◆ Provided entries
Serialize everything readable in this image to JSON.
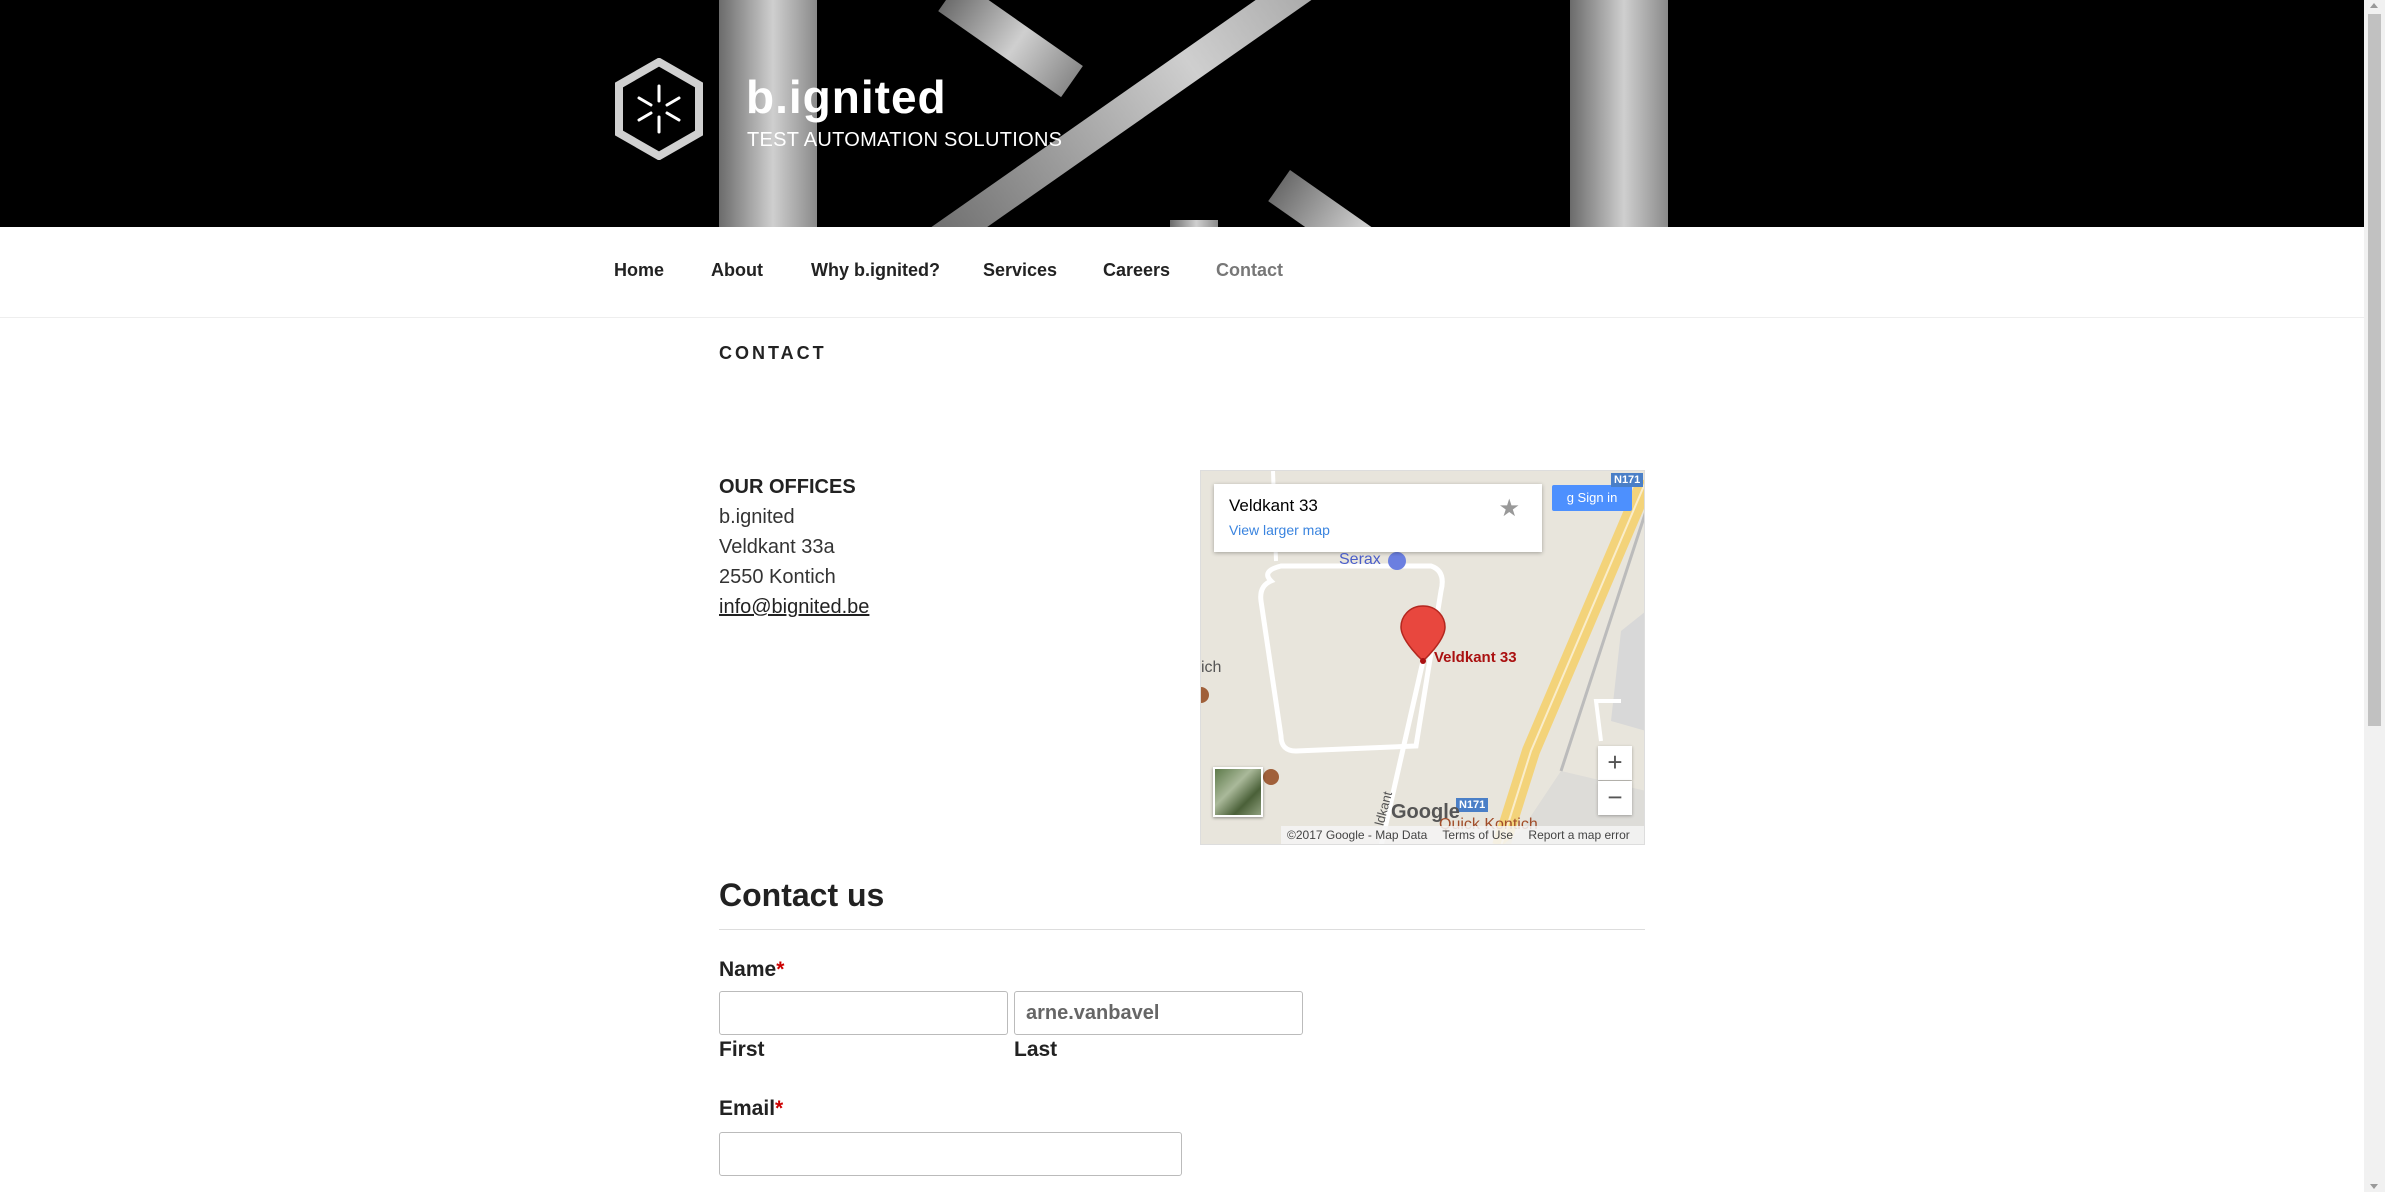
{
  "site": {
    "title": "b.ignited",
    "tagline": "TEST AUTOMATION SOLUTIONS"
  },
  "nav": {
    "items": [
      {
        "label": "Home"
      },
      {
        "label": "About"
      },
      {
        "label": "Why b.ignited?"
      },
      {
        "label": "Services"
      },
      {
        "label": "Careers"
      },
      {
        "label": "Contact",
        "current": true
      }
    ]
  },
  "page": {
    "title": "CONTACT"
  },
  "offices": {
    "heading": "OUR OFFICES",
    "company": "b.ignited",
    "street": "Veldkant 33a",
    "city": "2550 Kontich",
    "email": "info@bignited.be"
  },
  "map": {
    "place_name": "Veldkant 33",
    "larger_map_link": "View larger map",
    "sign_in": "Sign in",
    "pin_label": "Veldkant 33",
    "poi_label": "Serax",
    "road_label": "N171",
    "partial_label_left": "ich",
    "partial_label_bottom": "Quick Kontich",
    "street_label": "ldkant",
    "google_logo": "Google",
    "copyright": "©2017 Google - Map Data",
    "terms": "Terms of Use",
    "report": "Report a map error",
    "zoom_in": "+",
    "zoom_out": "−"
  },
  "form": {
    "heading": "Contact us",
    "name_label": "Name",
    "required_marker": "*",
    "first_label": "First",
    "last_label": "Last",
    "first_value": "",
    "last_value": "arne.vanbavel",
    "email_label": "Email",
    "email_value": ""
  },
  "colors": {
    "header_bg": "#000000",
    "link_blue": "#3a84df",
    "required_red": "#cc0000",
    "nav_current": "#777777"
  }
}
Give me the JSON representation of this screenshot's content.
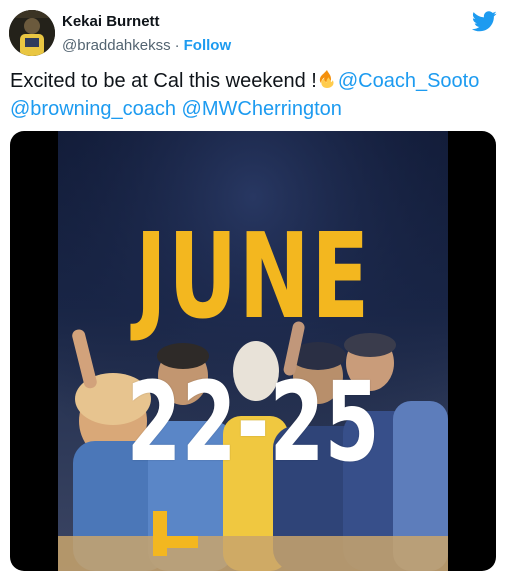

◆ What to do
Transcribe every record above exactly as written, leaving out any pictures.

◆ The completed task
Serialize everything readable in this image to JSON.
{
  "site": {
    "title": "b.ignited",
    "tagline": "TEST AUTOMATION SOLUTIONS"
  },
  "nav": {
    "items": [
      {
        "label": "Home"
      },
      {
        "label": "About"
      },
      {
        "label": "Why b.ignited?"
      },
      {
        "label": "Services"
      },
      {
        "label": "Careers"
      },
      {
        "label": "Contact",
        "current": true
      }
    ]
  },
  "page": {
    "title": "CONTACT"
  },
  "offices": {
    "heading": "OUR OFFICES",
    "company": "b.ignited",
    "street": "Veldkant 33a",
    "city": "2550 Kontich",
    "email": "info@bignited.be"
  },
  "map": {
    "place_name": "Veldkant 33",
    "larger_map_link": "View larger map",
    "sign_in": "Sign in",
    "pin_label": "Veldkant 33",
    "poi_label": "Serax",
    "road_label": "N171",
    "partial_label_left": "ich",
    "partial_label_bottom": "Quick Kontich",
    "street_label": "ldkant",
    "google_logo": "Google",
    "copyright": "©2017 Google - Map Data",
    "terms": "Terms of Use",
    "report": "Report a map error",
    "zoom_in": "+",
    "zoom_out": "−"
  },
  "form": {
    "heading": "Contact us",
    "name_label": "Name",
    "required_marker": "*",
    "first_label": "First",
    "last_label": "Last",
    "first_value": "",
    "last_value": "arne.vanbavel",
    "email_label": "Email",
    "email_value": ""
  },
  "colors": {
    "header_bg": "#000000",
    "link_blue": "#3a84df",
    "required_red": "#cc0000",
    "nav_current": "#777777"
  }
}
Give me the JSON representation of this screenshot's content.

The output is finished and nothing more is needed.